» Exercise requirements:
Repeat each line of the material exactly.

» Records shown:
● ● ● ● ●
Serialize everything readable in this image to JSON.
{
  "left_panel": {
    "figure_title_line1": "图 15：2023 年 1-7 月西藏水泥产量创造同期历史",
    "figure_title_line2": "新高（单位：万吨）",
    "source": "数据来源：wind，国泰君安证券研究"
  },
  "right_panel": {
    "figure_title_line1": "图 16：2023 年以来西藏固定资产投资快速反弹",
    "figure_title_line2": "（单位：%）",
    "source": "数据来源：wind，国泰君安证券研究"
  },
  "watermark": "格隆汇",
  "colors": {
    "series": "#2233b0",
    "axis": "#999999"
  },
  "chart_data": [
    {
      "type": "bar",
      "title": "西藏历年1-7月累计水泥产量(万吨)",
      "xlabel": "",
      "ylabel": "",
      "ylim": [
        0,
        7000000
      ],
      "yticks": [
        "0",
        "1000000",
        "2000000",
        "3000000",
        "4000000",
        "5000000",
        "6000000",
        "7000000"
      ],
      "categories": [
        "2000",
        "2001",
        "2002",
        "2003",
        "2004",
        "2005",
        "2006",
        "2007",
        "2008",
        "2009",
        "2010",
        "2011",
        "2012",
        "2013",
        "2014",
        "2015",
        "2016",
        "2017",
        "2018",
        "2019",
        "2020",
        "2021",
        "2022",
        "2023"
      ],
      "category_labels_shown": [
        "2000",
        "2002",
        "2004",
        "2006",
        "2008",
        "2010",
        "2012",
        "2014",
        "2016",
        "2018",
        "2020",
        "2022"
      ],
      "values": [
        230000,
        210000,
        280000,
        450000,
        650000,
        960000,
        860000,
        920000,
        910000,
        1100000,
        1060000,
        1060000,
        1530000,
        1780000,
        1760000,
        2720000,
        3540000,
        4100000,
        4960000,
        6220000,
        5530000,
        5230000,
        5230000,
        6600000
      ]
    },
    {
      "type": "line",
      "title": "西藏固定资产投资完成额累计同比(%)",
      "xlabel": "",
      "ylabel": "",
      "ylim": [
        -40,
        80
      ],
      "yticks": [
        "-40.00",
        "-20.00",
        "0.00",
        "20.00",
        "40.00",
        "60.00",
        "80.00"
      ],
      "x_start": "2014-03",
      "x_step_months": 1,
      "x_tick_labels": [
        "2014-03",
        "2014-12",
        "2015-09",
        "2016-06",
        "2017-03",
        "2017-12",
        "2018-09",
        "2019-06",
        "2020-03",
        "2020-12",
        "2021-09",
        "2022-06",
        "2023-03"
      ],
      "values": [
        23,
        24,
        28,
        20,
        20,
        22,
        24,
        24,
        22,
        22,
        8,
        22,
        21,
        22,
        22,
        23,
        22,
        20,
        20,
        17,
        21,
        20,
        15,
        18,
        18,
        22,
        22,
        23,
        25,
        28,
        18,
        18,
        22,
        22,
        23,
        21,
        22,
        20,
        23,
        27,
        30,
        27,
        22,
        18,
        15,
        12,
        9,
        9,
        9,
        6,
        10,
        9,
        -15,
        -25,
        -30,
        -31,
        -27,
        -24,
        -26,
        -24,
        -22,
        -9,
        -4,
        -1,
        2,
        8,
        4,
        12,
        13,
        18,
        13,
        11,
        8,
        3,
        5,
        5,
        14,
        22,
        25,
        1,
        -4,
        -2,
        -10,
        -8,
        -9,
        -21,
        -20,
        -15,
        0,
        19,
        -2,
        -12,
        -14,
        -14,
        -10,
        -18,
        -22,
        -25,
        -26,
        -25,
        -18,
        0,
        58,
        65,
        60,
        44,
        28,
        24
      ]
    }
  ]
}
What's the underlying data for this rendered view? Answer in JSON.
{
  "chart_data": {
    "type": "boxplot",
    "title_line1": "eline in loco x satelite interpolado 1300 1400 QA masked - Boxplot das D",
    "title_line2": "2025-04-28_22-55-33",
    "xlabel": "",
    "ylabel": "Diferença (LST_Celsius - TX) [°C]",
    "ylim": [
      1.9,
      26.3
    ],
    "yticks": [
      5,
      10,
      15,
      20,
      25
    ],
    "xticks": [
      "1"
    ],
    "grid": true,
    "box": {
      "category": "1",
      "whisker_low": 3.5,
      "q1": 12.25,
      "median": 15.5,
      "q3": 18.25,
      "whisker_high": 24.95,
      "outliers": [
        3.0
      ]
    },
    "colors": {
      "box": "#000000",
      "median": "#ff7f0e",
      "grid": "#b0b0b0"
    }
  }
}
● ● ● ● ●
» Solution for this exercise:
Serialize everything readable in this image to JSON.
{
  "left_panel": {
    "figure_title_line1": "图 15：2023 年 1-7 月西藏水泥产量创造同期历史",
    "figure_title_line2": "新高（单位：万吨）",
    "source": "数据来源：wind，国泰君安证券研究"
  },
  "right_panel": {
    "figure_title_line1": "图 16：2023 年以来西藏固定资产投资快速反弹",
    "figure_title_line2": "（单位：%）",
    "source": "数据来源：wind，国泰君安证券研究"
  },
  "watermark": "格隆汇",
  "colors": {
    "series": "#2233b0",
    "axis": "#999999"
  },
  "chart_data": [
    {
      "type": "bar",
      "title": "西藏历年1-7月累计水泥产量(万吨)",
      "xlabel": "",
      "ylabel": "",
      "ylim": [
        0,
        7000000
      ],
      "yticks": [
        "0",
        "1000000",
        "2000000",
        "3000000",
        "4000000",
        "5000000",
        "6000000",
        "7000000"
      ],
      "categories": [
        "2000",
        "2001",
        "2002",
        "2003",
        "2004",
        "2005",
        "2006",
        "2007",
        "2008",
        "2009",
        "2010",
        "2011",
        "2012",
        "2013",
        "2014",
        "2015",
        "2016",
        "2017",
        "2018",
        "2019",
        "2020",
        "2021",
        "2022",
        "2023"
      ],
      "category_labels_shown": [
        "2000",
        "2002",
        "2004",
        "2006",
        "2008",
        "2010",
        "2012",
        "2014",
        "2016",
        "2018",
        "2020",
        "2022"
      ],
      "values": [
        230000,
        210000,
        280000,
        450000,
        650000,
        960000,
        860000,
        920000,
        910000,
        1100000,
        1060000,
        1060000,
        1530000,
        1780000,
        1760000,
        2720000,
        3540000,
        4100000,
        4960000,
        6220000,
        5530000,
        5230000,
        5230000,
        6600000
      ]
    },
    {
      "type": "line",
      "title": "西藏固定资产投资完成额累计同比(%)",
      "xlabel": "",
      "ylabel": "",
      "ylim": [
        -40,
        80
      ],
      "yticks": [
        "-40.00",
        "-20.00",
        "0.00",
        "20.00",
        "40.00",
        "60.00",
        "80.00"
      ],
      "x_start": "2014-03",
      "x_step_months": 1,
      "x_tick_labels": [
        "2014-03",
        "2014-12",
        "2015-09",
        "2016-06",
        "2017-03",
        "2017-12",
        "2018-09",
        "2019-06",
        "2020-03",
        "2020-12",
        "2021-09",
        "2022-06",
        "2023-03"
      ],
      "values": [
        23,
        24,
        28,
        20,
        20,
        22,
        24,
        24,
        22,
        22,
        8,
        22,
        21,
        22,
        22,
        23,
        22,
        20,
        20,
        17,
        21,
        20,
        15,
        18,
        18,
        22,
        22,
        23,
        25,
        28,
        18,
        18,
        22,
        22,
        23,
        21,
        22,
        20,
        23,
        27,
        30,
        27,
        22,
        18,
        15,
        12,
        9,
        9,
        9,
        6,
        10,
        9,
        -15,
        -25,
        -30,
        -31,
        -27,
        -24,
        -26,
        -24,
        -22,
        -9,
        -4,
        -1,
        2,
        8,
        4,
        12,
        13,
        18,
        13,
        11,
        8,
        3,
        5,
        5,
        14,
        22,
        25,
        1,
        -4,
        -2,
        -10,
        -8,
        -9,
        -21,
        -20,
        -15,
        0,
        19,
        -2,
        -12,
        -14,
        -14,
        -10,
        -18,
        -22,
        -25,
        -26,
        -25,
        -18,
        0,
        58,
        65,
        60,
        44,
        28,
        24
      ]
    }
  ]
}
What's the underlying data for this rendered view? Answer in JSON.
{
  "chart_data": {
    "type": "boxplot",
    "title_line1": "eline in loco x satelite interpolado 1300 1400 QA masked - Boxplot das D",
    "title_line2": "2025-04-28_22-55-33",
    "xlabel": "",
    "ylabel": "Diferença (LST_Celsius - TX) [°C]",
    "ylim": [
      1.9,
      26.3
    ],
    "yticks": [
      5,
      10,
      15,
      20,
      25
    ],
    "xticks": [
      "1"
    ],
    "grid": true,
    "box": {
      "category": "1",
      "whisker_low": 3.5,
      "q1": 12.25,
      "median": 15.5,
      "q3": 18.25,
      "whisker_high": 24.95,
      "outliers": [
        3.0
      ]
    },
    "colors": {
      "box": "#000000",
      "median": "#ff7f0e",
      "grid": "#b0b0b0"
    }
  }
}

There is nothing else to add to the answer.